Give the material again in full, matching it exactly.

* Start DATASET EXTRACT *

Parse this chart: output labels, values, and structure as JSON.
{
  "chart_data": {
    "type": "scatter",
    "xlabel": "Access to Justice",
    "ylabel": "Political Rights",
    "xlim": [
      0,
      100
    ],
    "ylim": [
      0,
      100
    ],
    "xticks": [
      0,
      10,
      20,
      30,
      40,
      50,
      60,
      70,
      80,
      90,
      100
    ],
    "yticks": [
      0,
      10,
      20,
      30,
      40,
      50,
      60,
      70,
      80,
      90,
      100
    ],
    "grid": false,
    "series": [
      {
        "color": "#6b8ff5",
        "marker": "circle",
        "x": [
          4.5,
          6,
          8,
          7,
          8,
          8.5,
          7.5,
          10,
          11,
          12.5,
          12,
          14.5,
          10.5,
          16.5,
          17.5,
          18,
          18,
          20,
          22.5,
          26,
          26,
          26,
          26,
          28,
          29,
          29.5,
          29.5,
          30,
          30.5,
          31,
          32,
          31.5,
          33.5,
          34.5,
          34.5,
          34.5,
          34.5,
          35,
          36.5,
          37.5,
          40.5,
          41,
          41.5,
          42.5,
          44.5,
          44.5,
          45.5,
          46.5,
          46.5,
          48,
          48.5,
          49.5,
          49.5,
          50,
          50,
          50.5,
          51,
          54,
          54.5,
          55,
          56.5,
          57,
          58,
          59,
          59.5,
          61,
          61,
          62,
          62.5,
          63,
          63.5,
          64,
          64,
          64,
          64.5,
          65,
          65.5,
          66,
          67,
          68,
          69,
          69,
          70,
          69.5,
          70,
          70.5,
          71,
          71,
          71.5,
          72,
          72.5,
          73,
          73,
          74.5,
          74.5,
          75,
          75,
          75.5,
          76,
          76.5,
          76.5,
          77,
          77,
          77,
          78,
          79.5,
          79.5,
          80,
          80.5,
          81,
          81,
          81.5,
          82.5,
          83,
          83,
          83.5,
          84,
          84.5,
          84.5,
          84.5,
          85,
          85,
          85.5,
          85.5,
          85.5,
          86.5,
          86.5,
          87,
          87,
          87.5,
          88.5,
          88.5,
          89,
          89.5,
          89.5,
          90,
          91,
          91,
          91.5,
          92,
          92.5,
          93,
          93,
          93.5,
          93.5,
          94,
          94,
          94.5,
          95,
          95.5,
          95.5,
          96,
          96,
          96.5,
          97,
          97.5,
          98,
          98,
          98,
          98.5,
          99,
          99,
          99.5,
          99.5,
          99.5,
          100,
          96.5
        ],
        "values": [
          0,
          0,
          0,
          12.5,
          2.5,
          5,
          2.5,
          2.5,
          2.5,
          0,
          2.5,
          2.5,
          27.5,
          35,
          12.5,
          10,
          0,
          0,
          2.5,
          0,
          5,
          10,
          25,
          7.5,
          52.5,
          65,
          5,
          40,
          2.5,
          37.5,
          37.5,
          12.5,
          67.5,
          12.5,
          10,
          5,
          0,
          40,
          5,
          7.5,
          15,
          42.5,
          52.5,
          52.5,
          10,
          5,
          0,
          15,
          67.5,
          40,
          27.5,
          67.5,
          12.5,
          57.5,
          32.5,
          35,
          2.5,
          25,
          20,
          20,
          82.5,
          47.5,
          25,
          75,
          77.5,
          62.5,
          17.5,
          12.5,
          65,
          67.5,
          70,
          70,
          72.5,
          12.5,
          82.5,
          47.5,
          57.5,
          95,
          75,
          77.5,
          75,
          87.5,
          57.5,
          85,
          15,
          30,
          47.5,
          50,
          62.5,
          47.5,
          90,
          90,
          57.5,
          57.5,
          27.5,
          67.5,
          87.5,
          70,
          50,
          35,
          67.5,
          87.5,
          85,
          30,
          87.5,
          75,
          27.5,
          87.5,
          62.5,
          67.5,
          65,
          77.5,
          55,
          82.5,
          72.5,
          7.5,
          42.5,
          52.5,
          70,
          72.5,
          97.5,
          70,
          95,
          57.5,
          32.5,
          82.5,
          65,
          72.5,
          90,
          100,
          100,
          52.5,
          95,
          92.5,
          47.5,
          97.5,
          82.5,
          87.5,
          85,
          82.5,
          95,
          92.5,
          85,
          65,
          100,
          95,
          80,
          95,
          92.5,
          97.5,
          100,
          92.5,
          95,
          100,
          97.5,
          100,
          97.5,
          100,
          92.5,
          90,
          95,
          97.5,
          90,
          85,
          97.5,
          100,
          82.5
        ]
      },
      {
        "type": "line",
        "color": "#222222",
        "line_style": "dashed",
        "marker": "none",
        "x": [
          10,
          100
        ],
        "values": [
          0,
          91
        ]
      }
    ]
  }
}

* End DATASET EXTRACT *

◆ RESPONSE TO THE TASK ◆
Parse this chart: output labels, values, and structure as JSON.
{
  "chart_data": {
    "type": "scatter",
    "xlabel": "Access to Justice",
    "ylabel": "Political Rights",
    "xlim": [
      0,
      100
    ],
    "ylim": [
      0,
      100
    ],
    "xticks": [
      0,
      10,
      20,
      30,
      40,
      50,
      60,
      70,
      80,
      90,
      100
    ],
    "yticks": [
      0,
      10,
      20,
      30,
      40,
      50,
      60,
      70,
      80,
      90,
      100
    ],
    "grid": false,
    "series": [
      {
        "color": "#6b8ff5",
        "marker": "circle",
        "x": [
          4.5,
          6,
          8,
          7,
          8,
          8.5,
          7.5,
          10,
          11,
          12.5,
          12,
          14.5,
          10.5,
          16.5,
          17.5,
          18,
          18,
          20,
          22.5,
          26,
          26,
          26,
          26,
          28,
          29,
          29.5,
          29.5,
          30,
          30.5,
          31,
          32,
          31.5,
          33.5,
          34.5,
          34.5,
          34.5,
          34.5,
          35,
          36.5,
          37.5,
          40.5,
          41,
          41.5,
          42.5,
          44.5,
          44.5,
          45.5,
          46.5,
          46.5,
          48,
          48.5,
          49.5,
          49.5,
          50,
          50,
          50.5,
          51,
          54,
          54.5,
          55,
          56.5,
          57,
          58,
          59,
          59.5,
          61,
          61,
          62,
          62.5,
          63,
          63.5,
          64,
          64,
          64,
          64.5,
          65,
          65.5,
          66,
          67,
          68,
          69,
          69,
          70,
          69.5,
          70,
          70.5,
          71,
          71,
          71.5,
          72,
          72.5,
          73,
          73,
          74.5,
          74.5,
          75,
          75,
          75.5,
          76,
          76.5,
          76.5,
          77,
          77,
          77,
          78,
          79.5,
          79.5,
          80,
          80.5,
          81,
          81,
          81.5,
          82.5,
          83,
          83,
          83.5,
          84,
          84.5,
          84.5,
          84.5,
          85,
          85,
          85.5,
          85.5,
          85.5,
          86.5,
          86.5,
          87,
          87,
          87.5,
          88.5,
          88.5,
          89,
          89.5,
          89.5,
          90,
          91,
          91,
          91.5,
          92,
          92.5,
          93,
          93,
          93.5,
          93.5,
          94,
          94,
          94.5,
          95,
          95.5,
          95.5,
          96,
          96,
          96.5,
          97,
          97.5,
          98,
          98,
          98,
          98.5,
          99,
          99,
          99.5,
          99.5,
          99.5,
          100,
          96.5
        ],
        "values": [
          0,
          0,
          0,
          12.5,
          2.5,
          5,
          2.5,
          2.5,
          2.5,
          0,
          2.5,
          2.5,
          27.5,
          35,
          12.5,
          10,
          0,
          0,
          2.5,
          0,
          5,
          10,
          25,
          7.5,
          52.5,
          65,
          5,
          40,
          2.5,
          37.5,
          37.5,
          12.5,
          67.5,
          12.5,
          10,
          5,
          0,
          40,
          5,
          7.5,
          15,
          42.5,
          52.5,
          52.5,
          10,
          5,
          0,
          15,
          67.5,
          40,
          27.5,
          67.5,
          12.5,
          57.5,
          32.5,
          35,
          2.5,
          25,
          20,
          20,
          82.5,
          47.5,
          25,
          75,
          77.5,
          62.5,
          17.5,
          12.5,
          65,
          67.5,
          70,
          70,
          72.5,
          12.5,
          82.5,
          47.5,
          57.5,
          95,
          75,
          77.5,
          75,
          87.5,
          57.5,
          85,
          15,
          30,
          47.5,
          50,
          62.5,
          47.5,
          90,
          90,
          57.5,
          57.5,
          27.5,
          67.5,
          87.5,
          70,
          50,
          35,
          67.5,
          87.5,
          85,
          30,
          87.5,
          75,
          27.5,
          87.5,
          62.5,
          67.5,
          65,
          77.5,
          55,
          82.5,
          72.5,
          7.5,
          42.5,
          52.5,
          70,
          72.5,
          97.5,
          70,
          95,
          57.5,
          32.5,
          82.5,
          65,
          72.5,
          90,
          100,
          100,
          52.5,
          95,
          92.5,
          47.5,
          97.5,
          82.5,
          87.5,
          85,
          82.5,
          95,
          92.5,
          85,
          65,
          100,
          95,
          80,
          95,
          92.5,
          97.5,
          100,
          92.5,
          95,
          100,
          97.5,
          100,
          97.5,
          100,
          92.5,
          90,
          95,
          97.5,
          90,
          85,
          97.5,
          100,
          82.5
        ]
      },
      {
        "type": "line",
        "color": "#222222",
        "line_style": "dashed",
        "marker": "none",
        "x": [
          10,
          100
        ],
        "values": [
          0,
          91
        ]
      }
    ]
  }
}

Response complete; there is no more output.